What the task asks: Pull out every line with the word "Surface" from the entries below.

Records shown:
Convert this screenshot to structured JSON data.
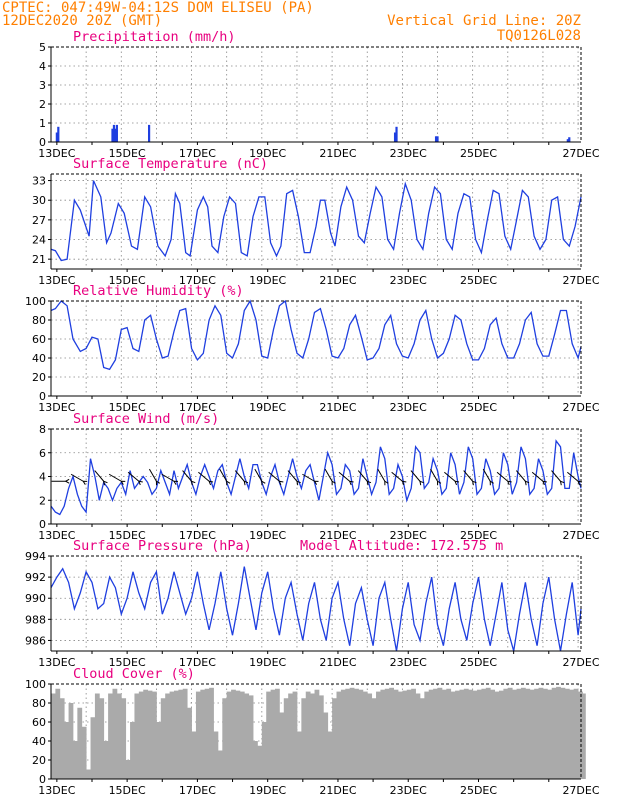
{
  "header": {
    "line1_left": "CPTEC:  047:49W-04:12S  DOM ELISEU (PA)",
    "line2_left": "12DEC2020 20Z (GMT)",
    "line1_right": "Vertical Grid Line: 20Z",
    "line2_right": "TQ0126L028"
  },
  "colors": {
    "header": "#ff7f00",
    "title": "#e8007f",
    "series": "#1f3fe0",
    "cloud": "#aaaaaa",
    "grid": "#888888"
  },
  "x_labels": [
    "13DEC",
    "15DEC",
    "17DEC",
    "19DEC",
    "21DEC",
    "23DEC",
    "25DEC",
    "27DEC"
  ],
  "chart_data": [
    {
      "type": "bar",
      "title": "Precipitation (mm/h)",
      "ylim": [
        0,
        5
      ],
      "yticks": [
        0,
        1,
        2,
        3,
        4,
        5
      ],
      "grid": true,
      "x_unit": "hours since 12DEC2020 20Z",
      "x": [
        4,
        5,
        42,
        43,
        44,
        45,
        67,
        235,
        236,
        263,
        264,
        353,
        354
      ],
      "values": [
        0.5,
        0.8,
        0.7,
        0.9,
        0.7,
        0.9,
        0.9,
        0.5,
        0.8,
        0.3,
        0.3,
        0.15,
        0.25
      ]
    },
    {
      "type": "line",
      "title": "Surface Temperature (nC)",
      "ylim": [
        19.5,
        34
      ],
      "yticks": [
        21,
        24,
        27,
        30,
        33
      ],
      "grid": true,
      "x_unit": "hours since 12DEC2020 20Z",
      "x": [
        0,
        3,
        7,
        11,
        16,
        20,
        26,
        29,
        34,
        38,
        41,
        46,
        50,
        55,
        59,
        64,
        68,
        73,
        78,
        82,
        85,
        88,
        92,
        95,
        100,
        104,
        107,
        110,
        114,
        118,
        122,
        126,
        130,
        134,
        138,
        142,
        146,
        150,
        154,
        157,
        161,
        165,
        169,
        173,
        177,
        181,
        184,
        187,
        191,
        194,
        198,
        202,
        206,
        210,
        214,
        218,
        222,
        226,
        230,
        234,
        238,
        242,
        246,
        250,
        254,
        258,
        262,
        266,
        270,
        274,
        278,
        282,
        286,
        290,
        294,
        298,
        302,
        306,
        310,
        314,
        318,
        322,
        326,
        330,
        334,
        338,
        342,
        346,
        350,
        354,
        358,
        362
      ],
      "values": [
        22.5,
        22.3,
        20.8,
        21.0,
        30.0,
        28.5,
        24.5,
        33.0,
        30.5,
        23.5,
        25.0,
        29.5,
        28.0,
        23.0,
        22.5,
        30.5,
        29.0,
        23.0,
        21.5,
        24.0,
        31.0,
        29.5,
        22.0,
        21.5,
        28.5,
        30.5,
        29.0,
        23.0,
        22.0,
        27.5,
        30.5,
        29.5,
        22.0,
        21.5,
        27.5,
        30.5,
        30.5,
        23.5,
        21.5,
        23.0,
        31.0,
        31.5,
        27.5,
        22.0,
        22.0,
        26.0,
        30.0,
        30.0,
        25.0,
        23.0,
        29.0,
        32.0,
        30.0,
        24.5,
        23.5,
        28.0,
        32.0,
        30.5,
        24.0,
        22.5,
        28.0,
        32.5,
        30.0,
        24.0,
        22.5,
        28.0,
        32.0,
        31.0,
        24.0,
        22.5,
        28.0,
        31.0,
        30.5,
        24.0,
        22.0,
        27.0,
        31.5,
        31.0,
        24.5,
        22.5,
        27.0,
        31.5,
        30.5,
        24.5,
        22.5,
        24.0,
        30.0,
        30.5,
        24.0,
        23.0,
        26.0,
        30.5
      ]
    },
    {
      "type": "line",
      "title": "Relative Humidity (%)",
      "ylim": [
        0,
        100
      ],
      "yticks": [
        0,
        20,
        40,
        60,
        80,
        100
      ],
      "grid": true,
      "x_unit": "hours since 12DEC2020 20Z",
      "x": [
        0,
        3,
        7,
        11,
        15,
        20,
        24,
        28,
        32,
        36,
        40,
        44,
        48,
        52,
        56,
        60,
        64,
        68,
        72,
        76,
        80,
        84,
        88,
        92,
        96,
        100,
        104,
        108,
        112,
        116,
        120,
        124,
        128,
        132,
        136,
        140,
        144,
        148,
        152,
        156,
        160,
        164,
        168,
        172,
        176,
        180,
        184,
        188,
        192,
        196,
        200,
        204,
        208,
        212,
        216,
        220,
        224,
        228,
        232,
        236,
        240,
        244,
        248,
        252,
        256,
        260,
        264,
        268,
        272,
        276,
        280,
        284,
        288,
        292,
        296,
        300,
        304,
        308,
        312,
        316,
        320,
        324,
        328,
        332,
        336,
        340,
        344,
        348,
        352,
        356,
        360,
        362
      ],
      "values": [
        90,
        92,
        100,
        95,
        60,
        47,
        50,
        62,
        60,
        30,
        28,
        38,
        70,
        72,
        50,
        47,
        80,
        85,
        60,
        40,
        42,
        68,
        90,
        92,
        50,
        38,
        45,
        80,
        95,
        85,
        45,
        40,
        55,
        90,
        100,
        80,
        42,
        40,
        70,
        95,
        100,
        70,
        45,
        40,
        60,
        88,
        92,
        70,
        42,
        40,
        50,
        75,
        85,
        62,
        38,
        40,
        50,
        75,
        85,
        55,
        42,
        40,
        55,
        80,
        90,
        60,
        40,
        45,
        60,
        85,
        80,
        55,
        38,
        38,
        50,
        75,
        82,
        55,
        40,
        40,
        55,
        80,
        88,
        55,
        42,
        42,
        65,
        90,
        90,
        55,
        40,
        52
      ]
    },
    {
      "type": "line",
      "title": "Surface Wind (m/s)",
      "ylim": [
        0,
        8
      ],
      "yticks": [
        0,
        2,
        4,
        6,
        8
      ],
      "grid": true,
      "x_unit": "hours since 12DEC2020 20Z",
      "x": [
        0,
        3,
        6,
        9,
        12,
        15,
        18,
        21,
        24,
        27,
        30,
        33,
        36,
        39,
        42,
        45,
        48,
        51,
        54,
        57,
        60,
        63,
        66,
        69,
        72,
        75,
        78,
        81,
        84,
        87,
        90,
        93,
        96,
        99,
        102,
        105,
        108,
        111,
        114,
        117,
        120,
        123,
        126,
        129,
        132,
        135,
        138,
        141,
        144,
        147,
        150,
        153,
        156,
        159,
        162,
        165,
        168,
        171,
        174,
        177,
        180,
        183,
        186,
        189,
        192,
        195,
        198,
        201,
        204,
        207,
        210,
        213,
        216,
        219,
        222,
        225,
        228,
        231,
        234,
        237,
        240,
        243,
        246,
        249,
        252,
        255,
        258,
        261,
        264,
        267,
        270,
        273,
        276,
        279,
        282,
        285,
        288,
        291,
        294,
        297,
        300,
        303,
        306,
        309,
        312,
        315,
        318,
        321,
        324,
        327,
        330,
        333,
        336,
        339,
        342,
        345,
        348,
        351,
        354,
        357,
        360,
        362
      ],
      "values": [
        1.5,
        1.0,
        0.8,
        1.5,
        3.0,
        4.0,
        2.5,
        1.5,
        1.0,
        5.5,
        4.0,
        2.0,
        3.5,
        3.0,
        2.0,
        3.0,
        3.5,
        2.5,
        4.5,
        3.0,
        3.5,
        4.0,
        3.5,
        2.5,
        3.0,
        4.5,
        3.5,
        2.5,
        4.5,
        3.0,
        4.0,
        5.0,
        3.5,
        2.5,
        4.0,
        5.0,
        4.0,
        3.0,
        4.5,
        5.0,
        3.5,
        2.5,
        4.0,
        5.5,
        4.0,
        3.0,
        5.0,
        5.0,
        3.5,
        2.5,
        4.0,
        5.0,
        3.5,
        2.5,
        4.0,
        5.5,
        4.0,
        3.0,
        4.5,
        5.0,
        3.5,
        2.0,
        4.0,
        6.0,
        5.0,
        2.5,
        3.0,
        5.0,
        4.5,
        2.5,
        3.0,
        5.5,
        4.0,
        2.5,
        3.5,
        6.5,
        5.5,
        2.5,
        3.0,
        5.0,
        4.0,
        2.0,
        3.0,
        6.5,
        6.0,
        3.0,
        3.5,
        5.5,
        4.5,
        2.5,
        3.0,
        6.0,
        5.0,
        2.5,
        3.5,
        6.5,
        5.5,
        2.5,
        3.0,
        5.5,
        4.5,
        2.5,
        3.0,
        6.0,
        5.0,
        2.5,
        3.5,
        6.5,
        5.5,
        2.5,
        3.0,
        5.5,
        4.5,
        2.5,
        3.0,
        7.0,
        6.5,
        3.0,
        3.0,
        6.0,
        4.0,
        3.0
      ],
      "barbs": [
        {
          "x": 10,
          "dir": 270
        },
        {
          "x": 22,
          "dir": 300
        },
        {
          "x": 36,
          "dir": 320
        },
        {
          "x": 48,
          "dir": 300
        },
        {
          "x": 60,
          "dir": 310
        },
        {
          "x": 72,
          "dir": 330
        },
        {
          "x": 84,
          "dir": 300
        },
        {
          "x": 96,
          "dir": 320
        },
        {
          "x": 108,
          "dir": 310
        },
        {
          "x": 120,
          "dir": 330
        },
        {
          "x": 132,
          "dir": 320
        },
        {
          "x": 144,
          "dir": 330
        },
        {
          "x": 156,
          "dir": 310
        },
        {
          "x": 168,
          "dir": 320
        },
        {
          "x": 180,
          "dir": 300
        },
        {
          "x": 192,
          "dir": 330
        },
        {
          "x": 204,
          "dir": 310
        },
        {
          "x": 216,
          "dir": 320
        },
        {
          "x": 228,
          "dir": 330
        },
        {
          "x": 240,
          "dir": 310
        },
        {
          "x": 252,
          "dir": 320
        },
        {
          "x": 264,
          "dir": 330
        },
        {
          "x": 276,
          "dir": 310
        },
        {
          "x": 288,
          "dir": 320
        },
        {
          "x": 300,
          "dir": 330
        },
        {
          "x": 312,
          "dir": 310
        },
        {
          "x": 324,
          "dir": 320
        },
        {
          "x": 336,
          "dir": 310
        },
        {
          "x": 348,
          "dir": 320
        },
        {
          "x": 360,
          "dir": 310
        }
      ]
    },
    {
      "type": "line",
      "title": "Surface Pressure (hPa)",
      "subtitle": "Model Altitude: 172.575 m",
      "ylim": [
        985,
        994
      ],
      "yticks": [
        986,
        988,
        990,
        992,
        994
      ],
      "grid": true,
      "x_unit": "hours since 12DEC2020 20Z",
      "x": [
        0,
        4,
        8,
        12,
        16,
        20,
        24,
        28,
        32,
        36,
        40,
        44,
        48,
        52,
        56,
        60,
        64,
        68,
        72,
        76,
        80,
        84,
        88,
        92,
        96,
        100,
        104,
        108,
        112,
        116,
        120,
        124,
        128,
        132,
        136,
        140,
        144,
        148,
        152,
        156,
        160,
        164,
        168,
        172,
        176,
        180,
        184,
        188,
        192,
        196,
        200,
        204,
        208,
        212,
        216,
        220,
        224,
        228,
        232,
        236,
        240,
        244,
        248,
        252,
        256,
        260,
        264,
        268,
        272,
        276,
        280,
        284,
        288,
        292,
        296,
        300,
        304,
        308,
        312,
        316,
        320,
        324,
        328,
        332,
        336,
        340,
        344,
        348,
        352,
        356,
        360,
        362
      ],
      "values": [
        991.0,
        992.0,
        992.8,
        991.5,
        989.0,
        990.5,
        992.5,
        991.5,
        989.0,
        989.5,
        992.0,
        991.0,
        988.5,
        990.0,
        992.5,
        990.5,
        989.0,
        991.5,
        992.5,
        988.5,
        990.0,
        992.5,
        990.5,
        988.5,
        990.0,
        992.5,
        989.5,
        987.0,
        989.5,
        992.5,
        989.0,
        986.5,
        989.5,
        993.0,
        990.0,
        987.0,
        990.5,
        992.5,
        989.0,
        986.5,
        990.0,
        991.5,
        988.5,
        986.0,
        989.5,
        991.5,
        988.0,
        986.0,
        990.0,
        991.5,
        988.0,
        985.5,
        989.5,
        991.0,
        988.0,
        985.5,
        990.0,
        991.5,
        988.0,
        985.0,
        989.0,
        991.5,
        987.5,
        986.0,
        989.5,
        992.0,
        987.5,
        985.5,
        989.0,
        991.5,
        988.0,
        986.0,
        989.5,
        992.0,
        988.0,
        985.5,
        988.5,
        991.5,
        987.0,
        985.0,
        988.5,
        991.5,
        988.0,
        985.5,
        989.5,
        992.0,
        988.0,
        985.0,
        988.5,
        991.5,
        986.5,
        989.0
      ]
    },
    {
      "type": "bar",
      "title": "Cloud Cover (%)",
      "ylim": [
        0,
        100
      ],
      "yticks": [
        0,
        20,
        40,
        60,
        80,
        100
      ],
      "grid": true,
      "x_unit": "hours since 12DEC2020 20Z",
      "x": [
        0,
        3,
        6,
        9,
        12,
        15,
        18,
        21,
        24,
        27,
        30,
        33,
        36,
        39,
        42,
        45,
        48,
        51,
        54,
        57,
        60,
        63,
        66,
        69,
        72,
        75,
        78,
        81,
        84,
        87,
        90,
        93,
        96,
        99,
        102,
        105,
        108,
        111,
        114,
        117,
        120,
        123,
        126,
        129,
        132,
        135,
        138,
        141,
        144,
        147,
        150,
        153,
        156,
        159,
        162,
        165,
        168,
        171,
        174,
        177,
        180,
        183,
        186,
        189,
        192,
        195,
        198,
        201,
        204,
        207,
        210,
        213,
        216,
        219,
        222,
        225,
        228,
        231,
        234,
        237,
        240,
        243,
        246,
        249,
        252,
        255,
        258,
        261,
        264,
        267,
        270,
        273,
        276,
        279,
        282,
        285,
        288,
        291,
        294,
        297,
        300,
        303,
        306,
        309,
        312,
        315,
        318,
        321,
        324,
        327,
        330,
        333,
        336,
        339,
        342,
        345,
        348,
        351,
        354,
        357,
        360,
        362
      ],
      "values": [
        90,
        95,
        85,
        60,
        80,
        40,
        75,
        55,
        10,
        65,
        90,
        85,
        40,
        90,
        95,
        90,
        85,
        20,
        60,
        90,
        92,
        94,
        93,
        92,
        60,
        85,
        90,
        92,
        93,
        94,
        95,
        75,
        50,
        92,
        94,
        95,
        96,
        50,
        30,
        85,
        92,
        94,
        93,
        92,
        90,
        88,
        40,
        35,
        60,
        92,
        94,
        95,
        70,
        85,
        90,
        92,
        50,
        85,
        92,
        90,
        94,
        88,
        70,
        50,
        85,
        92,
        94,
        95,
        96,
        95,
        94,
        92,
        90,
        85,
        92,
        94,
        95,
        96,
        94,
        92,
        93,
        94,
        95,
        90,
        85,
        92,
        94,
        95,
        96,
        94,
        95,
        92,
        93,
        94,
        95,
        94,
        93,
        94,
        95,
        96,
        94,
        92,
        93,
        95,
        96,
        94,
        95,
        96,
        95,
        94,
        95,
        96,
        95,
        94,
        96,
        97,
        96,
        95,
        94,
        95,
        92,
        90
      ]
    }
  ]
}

Written response:
      "title": "Surface Temperature (nC)",
      "title": "Surface Wind (m/s)",
      "title": "Surface Pressure (hPa)",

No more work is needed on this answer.